> Entries
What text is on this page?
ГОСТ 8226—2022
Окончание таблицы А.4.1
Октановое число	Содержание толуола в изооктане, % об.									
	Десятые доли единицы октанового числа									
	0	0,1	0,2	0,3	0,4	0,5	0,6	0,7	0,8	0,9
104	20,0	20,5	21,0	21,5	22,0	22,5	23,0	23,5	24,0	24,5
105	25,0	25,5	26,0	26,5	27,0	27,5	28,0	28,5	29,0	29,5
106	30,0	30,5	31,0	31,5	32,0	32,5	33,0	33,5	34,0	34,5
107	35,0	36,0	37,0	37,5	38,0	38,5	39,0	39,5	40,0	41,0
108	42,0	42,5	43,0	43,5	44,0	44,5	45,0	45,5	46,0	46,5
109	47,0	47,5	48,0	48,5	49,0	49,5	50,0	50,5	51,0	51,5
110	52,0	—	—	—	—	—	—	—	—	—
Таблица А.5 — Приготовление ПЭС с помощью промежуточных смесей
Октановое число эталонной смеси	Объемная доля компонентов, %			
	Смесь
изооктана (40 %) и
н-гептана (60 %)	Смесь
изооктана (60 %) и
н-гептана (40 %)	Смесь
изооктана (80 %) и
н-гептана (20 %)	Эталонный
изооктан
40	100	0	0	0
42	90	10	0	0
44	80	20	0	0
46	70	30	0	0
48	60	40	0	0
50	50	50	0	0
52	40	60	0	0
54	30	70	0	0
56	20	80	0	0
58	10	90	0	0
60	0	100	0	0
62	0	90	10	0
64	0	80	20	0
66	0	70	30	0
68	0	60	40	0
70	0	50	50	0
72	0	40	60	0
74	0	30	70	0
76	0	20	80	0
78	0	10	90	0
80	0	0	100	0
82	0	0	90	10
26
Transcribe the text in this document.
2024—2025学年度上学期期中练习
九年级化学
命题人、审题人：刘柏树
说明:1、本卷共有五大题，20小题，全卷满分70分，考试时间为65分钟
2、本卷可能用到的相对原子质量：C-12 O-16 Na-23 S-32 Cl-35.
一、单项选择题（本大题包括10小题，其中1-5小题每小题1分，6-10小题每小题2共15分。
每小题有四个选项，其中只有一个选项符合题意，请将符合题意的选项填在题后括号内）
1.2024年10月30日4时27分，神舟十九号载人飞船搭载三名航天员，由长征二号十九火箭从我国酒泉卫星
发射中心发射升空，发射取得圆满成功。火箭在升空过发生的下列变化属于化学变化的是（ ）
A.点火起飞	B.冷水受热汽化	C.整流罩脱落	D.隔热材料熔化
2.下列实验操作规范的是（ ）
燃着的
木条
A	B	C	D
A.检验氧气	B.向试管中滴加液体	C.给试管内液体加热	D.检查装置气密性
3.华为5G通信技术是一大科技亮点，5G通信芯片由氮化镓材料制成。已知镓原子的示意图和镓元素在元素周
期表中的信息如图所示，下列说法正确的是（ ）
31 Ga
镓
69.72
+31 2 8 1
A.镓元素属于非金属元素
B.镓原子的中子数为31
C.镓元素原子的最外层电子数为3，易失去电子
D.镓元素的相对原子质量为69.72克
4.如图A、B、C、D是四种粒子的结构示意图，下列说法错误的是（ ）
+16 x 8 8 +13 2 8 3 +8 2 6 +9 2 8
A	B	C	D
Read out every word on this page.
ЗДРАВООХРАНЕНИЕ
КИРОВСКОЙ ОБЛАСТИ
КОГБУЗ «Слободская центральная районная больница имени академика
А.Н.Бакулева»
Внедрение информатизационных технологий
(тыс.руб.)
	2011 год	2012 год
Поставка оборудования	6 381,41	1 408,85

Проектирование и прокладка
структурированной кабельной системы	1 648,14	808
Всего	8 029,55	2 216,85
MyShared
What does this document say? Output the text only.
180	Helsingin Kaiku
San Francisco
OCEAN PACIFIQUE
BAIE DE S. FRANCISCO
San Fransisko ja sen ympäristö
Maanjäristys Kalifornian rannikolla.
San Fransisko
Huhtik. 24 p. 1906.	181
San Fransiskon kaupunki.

> Aim
Extract the entries above verbatim.

> Exercise solution
What text is on this page?
ГОСТ 8226—2022
Окончание таблицы А.4.1
Октановое число	Содержание толуола в изооктане, % об.									
	Десятые доли единицы октанового числа									
	0	0,1	0,2	0,3	0,4	0,5	0,6	0,7	0,8	0,9
104	20,0	20,5	21,0	21,5	22,0	22,5	23,0	23,5	24,0	24,5
105	25,0	25,5	26,0	26,5	27,0	27,5	28,0	28,5	29,0	29,5
106	30,0	30,5	31,0	31,5	32,0	32,5	33,0	33,5	34,0	34,5
107	35,0	36,0	37,0	37,5	38,0	38,5	39,0	39,5	40,0	41,0
108	42,0	42,5	43,0	43,5	44,0	44,5	45,0	45,5	46,0	46,5
109	47,0	47,5	48,0	48,5	49,0	49,5	50,0	50,5	51,0	51,5
110	52,0	—	—	—	—	—	—	—	—	—
Таблица А.5 — Приготовление ПЭС с помощью промежуточных смесей
Октановое число эталонной смеси	Объемная доля компонентов, %			
	Смесь
изооктана (40 %) и
н-гептана (60 %)	Смесь
изооктана (60 %) и
н-гептана (40 %)	Смесь
изооктана (80 %) и
н-гептана (20 %)	Эталонный
изооктан
40	100	0	0	0
42	90	10	0	0
44	80	20	0	0
46	70	30	0	0
48	60	40	0	0
50	50	50	0	0
52	40	60	0	0
54	30	70	0	0
56	20	80	0	0
58	10	90	0	0
60	0	100	0	0
62	0	90	10	0
64	0	80	20	0
66	0	70	30	0
68	0	60	40	0
70	0	50	50	0
72	0	40	60	0
74	0	30	70	0
76	0	20	80	0
78	0	10	90	0
80	0	0	100	0
82	0	0	90	10
26
Transcribe the text in this document.
2024—2025学年度上学期期中练习
九年级化学
命题人、审题人：刘柏树
说明:1、本卷共有五大题，20小题，全卷满分70分，考试时间为65分钟
2、本卷可能用到的相对原子质量：C-12 O-16 Na-23 S-32 Cl-35.
一、单项选择题（本大题包括10小题，其中1-5小题每小题1分，6-10小题每小题2共15分。
每小题有四个选项，其中只有一个选项符合题意，请将符合题意的选项填在题后括号内）
1.2024年10月30日4时27分，神舟十九号载人飞船搭载三名航天员，由长征二号十九火箭从我国酒泉卫星
发射中心发射升空，发射取得圆满成功。火箭在升空过发生的下列变化属于化学变化的是（ ）
A.点火起飞	B.冷水受热汽化	C.整流罩脱落	D.隔热材料熔化
2.下列实验操作规范的是（ ）
燃着的
木条
A	B	C	D
A.检验氧气	B.向试管中滴加液体	C.给试管内液体加热	D.检查装置气密性
3.华为5G通信技术是一大科技亮点，5G通信芯片由氮化镓材料制成。已知镓原子的示意图和镓元素在元素周
期表中的信息如图所示，下列说法正确的是（ ）
31 Ga
镓
69.72
+31 2 8 1
A.镓元素属于非金属元素
B.镓原子的中子数为31
C.镓元素原子的最外层电子数为3，易失去电子
D.镓元素的相对原子质量为69.72克
4.如图A、B、C、D是四种粒子的结构示意图，下列说法错误的是（ ）
+16 x 8 8 +13 2 8 3 +8 2 6 +9 2 8
A	B	C	D
Read out every word on this page.
ЗДРАВООХРАНЕНИЕ
КИРОВСКОЙ ОБЛАСТИ
КОГБУЗ «Слободская центральная районная больница имени академика
А.Н.Бакулева»
Внедрение информатизационных технологий
(тыс.руб.)
	2011 год	2012 год
Поставка оборудования	6 381,41	1 408,85

Проектирование и прокладка
структурированной кабельной системы	1 648,14	808
Всего	8 029,55	2 216,85
MyShared
What does this document say? Output the text only.
180	Helsingin Kaiku
San Francisco
OCEAN PACIFIQUE
BAIE DE S. FRANCISCO
San Fransisko ja sen ympäristö
Maanjäristys Kalifornian rannikolla.
San Fransisko
Huhtik. 24 p. 1906.	181
San Fransiskon kaupunki.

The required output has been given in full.